**Required task**
Extract each record and reproduce it exactly.

--- Begin Provided information ---

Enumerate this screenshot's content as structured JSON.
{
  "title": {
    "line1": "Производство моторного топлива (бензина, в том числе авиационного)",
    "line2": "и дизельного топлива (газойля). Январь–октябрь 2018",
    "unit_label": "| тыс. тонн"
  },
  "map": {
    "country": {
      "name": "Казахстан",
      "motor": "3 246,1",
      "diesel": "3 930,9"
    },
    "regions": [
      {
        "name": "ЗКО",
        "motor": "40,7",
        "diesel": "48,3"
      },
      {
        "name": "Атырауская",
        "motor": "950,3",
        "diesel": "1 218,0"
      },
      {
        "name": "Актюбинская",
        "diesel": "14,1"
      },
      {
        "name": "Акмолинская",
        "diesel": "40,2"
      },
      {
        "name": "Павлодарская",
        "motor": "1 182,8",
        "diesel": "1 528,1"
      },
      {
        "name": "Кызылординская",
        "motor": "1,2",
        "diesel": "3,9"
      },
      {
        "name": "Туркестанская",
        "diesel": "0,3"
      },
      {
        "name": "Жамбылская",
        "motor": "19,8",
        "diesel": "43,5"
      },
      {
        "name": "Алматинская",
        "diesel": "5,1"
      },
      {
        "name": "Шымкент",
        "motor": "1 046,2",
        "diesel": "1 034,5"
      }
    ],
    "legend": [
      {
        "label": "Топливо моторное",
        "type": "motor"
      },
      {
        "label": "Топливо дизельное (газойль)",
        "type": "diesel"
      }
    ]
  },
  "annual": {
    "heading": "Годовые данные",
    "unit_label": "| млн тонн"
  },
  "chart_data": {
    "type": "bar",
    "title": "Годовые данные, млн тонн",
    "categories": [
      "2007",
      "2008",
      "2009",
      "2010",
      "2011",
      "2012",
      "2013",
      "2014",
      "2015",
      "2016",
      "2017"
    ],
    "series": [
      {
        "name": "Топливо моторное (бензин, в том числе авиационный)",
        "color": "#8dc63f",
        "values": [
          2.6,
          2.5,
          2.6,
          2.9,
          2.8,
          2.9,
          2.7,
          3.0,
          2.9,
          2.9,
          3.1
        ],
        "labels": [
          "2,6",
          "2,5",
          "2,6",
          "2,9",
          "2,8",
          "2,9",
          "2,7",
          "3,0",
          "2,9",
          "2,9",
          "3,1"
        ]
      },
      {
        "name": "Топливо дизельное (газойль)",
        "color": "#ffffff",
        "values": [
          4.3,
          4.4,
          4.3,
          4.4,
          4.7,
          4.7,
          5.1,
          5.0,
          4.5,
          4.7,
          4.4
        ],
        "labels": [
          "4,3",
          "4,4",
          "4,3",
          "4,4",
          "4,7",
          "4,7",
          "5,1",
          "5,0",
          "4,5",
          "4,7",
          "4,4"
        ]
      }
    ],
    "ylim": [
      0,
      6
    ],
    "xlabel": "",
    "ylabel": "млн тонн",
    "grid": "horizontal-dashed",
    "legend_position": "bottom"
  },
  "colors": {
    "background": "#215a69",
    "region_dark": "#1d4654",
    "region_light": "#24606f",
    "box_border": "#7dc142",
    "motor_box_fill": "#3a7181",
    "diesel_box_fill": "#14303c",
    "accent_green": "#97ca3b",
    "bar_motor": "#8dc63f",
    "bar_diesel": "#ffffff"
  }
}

--- End Provided information ---

**Written solution**
Enumerate this screenshot's content as structured JSON.
{
  "title": {
    "line1": "Производство моторного топлива (бензина, в том числе авиационного)",
    "line2": "и дизельного топлива (газойля). Январь–октябрь 2018",
    "unit_label": "| тыс. тонн"
  },
  "map": {
    "country": {
      "name": "Казахстан",
      "motor": "3 246,1",
      "diesel": "3 930,9"
    },
    "regions": [
      {
        "name": "ЗКО",
        "motor": "40,7",
        "diesel": "48,3"
      },
      {
        "name": "Атырауская",
        "motor": "950,3",
        "diesel": "1 218,0"
      },
      {
        "name": "Актюбинская",
        "diesel": "14,1"
      },
      {
        "name": "Акмолинская",
        "diesel": "40,2"
      },
      {
        "name": "Павлодарская",
        "motor": "1 182,8",
        "diesel": "1 528,1"
      },
      {
        "name": "Кызылординская",
        "motor": "1,2",
        "diesel": "3,9"
      },
      {
        "name": "Туркестанская",
        "diesel": "0,3"
      },
      {
        "name": "Жамбылская",
        "motor": "19,8",
        "diesel": "43,5"
      },
      {
        "name": "Алматинская",
        "diesel": "5,1"
      },
      {
        "name": "Шымкент",
        "motor": "1 046,2",
        "diesel": "1 034,5"
      }
    ],
    "legend": [
      {
        "label": "Топливо моторное",
        "type": "motor"
      },
      {
        "label": "Топливо дизельное (газойль)",
        "type": "diesel"
      }
    ]
  },
  "annual": {
    "heading": "Годовые данные",
    "unit_label": "| млн тонн"
  },
  "chart_data": {
    "type": "bar",
    "title": "Годовые данные, млн тонн",
    "categories": [
      "2007",
      "2008",
      "2009",
      "2010",
      "2011",
      "2012",
      "2013",
      "2014",
      "2015",
      "2016",
      "2017"
    ],
    "series": [
      {
        "name": "Топливо моторное (бензин, в том числе авиационный)",
        "color": "#8dc63f",
        "values": [
          2.6,
          2.5,
          2.6,
          2.9,
          2.8,
          2.9,
          2.7,
          3.0,
          2.9,
          2.9,
          3.1
        ],
        "labels": [
          "2,6",
          "2,5",
          "2,6",
          "2,9",
          "2,8",
          "2,9",
          "2,7",
          "3,0",
          "2,9",
          "2,9",
          "3,1"
        ]
      },
      {
        "name": "Топливо дизельное (газойль)",
        "color": "#ffffff",
        "values": [
          4.3,
          4.4,
          4.3,
          4.4,
          4.7,
          4.7,
          5.1,
          5.0,
          4.5,
          4.7,
          4.4
        ],
        "labels": [
          "4,3",
          "4,4",
          "4,3",
          "4,4",
          "4,7",
          "4,7",
          "5,1",
          "5,0",
          "4,5",
          "4,7",
          "4,4"
        ]
      }
    ],
    "ylim": [
      0,
      6
    ],
    "xlabel": "",
    "ylabel": "млн тонн",
    "grid": "horizontal-dashed",
    "legend_position": "bottom"
  },
  "colors": {
    "background": "#215a69",
    "region_dark": "#1d4654",
    "region_light": "#24606f",
    "box_border": "#7dc142",
    "motor_box_fill": "#3a7181",
    "diesel_box_fill": "#14303c",
    "accent_green": "#97ca3b",
    "bar_motor": "#8dc63f",
    "bar_diesel": "#ffffff"
  }
}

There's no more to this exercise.